Challenge: Reproduce the lines of the material exactly, excluding every image.

Record set:
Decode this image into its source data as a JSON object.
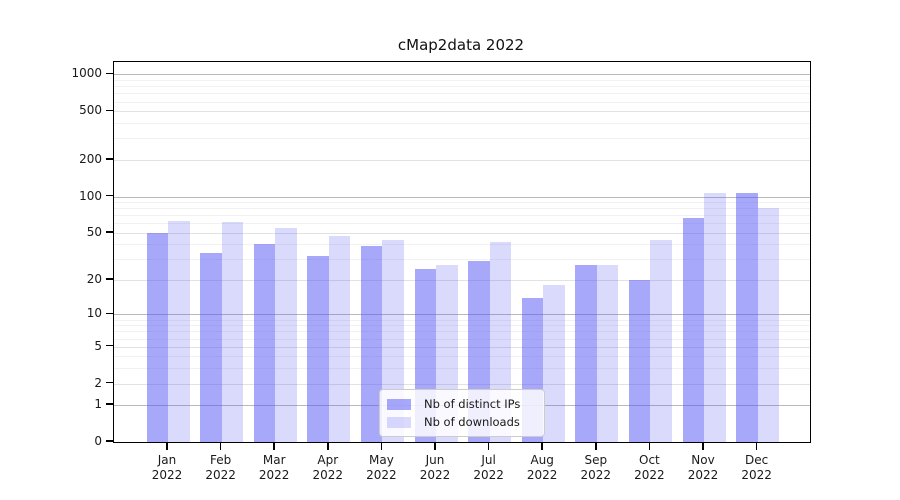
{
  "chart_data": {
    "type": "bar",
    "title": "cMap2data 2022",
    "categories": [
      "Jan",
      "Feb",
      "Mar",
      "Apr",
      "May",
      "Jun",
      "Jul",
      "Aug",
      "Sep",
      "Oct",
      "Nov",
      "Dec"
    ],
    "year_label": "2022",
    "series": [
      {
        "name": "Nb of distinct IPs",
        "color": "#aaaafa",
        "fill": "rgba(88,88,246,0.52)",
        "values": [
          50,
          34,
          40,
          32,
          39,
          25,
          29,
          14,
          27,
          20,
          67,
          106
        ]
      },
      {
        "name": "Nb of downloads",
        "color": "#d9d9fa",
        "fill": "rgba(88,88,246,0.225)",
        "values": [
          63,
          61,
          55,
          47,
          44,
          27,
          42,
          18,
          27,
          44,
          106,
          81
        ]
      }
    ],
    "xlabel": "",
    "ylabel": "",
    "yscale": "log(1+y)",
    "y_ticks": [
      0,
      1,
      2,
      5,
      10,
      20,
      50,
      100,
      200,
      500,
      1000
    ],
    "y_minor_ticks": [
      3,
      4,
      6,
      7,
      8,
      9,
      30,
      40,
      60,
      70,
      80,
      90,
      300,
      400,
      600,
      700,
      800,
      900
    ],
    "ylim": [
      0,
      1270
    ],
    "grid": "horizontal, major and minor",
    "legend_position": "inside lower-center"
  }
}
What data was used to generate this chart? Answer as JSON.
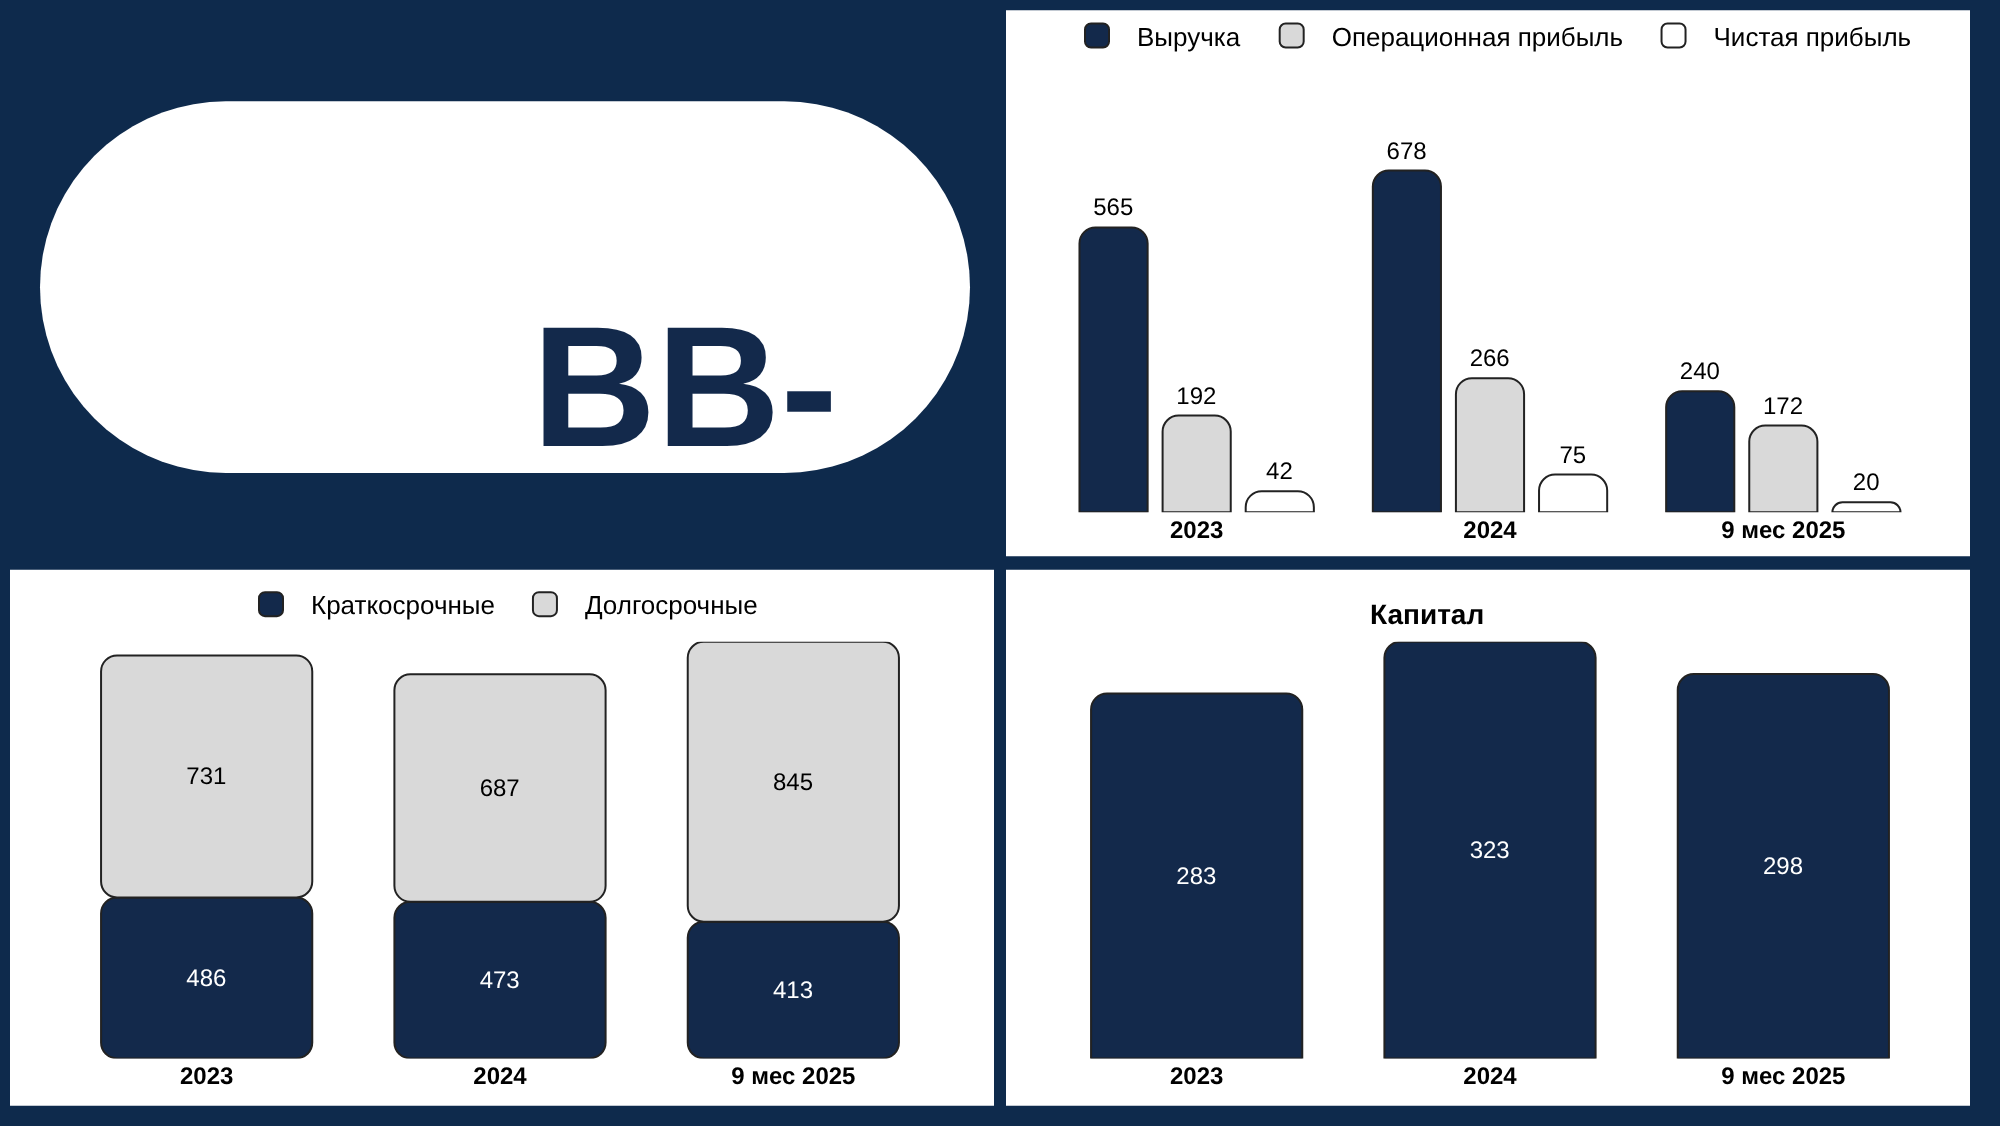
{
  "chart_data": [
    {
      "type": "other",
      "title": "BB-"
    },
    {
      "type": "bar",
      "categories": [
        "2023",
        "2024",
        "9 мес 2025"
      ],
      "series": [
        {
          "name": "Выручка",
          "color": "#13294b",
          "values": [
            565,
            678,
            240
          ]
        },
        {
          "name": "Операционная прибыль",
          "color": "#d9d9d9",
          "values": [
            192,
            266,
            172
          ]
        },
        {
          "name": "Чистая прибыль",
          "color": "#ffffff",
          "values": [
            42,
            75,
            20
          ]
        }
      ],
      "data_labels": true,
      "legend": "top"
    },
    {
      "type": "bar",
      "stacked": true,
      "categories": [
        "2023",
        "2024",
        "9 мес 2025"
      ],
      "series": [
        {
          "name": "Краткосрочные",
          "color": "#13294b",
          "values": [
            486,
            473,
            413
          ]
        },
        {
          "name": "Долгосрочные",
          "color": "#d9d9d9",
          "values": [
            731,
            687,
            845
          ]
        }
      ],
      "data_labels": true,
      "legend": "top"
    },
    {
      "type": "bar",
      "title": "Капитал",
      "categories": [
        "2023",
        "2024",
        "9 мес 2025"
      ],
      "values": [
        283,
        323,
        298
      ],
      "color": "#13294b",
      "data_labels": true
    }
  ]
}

Answer to this exercise:
Decode this image into its source data as a JSON object.
{
  "chart_data": {
    "type": "bar",
    "title": "cMap2data 2022",
    "categories": [
      "Jan",
      "Feb",
      "Mar",
      "Apr",
      "May",
      "Jun",
      "Jul",
      "Aug",
      "Sep",
      "Oct",
      "Nov",
      "Dec"
    ],
    "year_label": "2022",
    "series": [
      {
        "name": "Nb of distinct IPs",
        "color": "#aaaafa",
        "fill": "rgba(88,88,246,0.52)",
        "values": [
          50,
          34,
          40,
          32,
          39,
          25,
          29,
          14,
          27,
          20,
          67,
          106
        ]
      },
      {
        "name": "Nb of downloads",
        "color": "#d9d9fa",
        "fill": "rgba(88,88,246,0.225)",
        "values": [
          63,
          61,
          55,
          47,
          44,
          27,
          42,
          18,
          27,
          44,
          106,
          81
        ]
      }
    ],
    "xlabel": "",
    "ylabel": "",
    "yscale": "log(1+y)",
    "y_ticks": [
      0,
      1,
      2,
      5,
      10,
      20,
      50,
      100,
      200,
      500,
      1000
    ],
    "y_minor_ticks": [
      3,
      4,
      6,
      7,
      8,
      9,
      30,
      40,
      60,
      70,
      80,
      90,
      300,
      400,
      600,
      700,
      800,
      900
    ],
    "ylim": [
      0,
      1270
    ],
    "grid": "horizontal, major and minor",
    "legend_position": "inside lower-center"
  }
}
What data was used to generate this chart? Answer as JSON.
{
  "chart_data": [
    {
      "type": "other",
      "title": "BB-"
    },
    {
      "type": "bar",
      "categories": [
        "2023",
        "2024",
        "9 мес 2025"
      ],
      "series": [
        {
          "name": "Выручка",
          "color": "#13294b",
          "values": [
            565,
            678,
            240
          ]
        },
        {
          "name": "Операционная прибыль",
          "color": "#d9d9d9",
          "values": [
            192,
            266,
            172
          ]
        },
        {
          "name": "Чистая прибыль",
          "color": "#ffffff",
          "values": [
            42,
            75,
            20
          ]
        }
      ],
      "data_labels": true,
      "legend": "top"
    },
    {
      "type": "bar",
      "stacked": true,
      "categories": [
        "2023",
        "2024",
        "9 мес 2025"
      ],
      "series": [
        {
          "name": "Краткосрочные",
          "color": "#13294b",
          "values": [
            486,
            473,
            413
          ]
        },
        {
          "name": "Долгосрочные",
          "color": "#d9d9d9",
          "values": [
            731,
            687,
            845
          ]
        }
      ],
      "data_labels": true,
      "legend": "top"
    },
    {
      "type": "bar",
      "title": "Капитал",
      "categories": [
        "2023",
        "2024",
        "9 мес 2025"
      ],
      "values": [
        283,
        323,
        298
      ],
      "color": "#13294b",
      "data_labels": true
    }
  ]
}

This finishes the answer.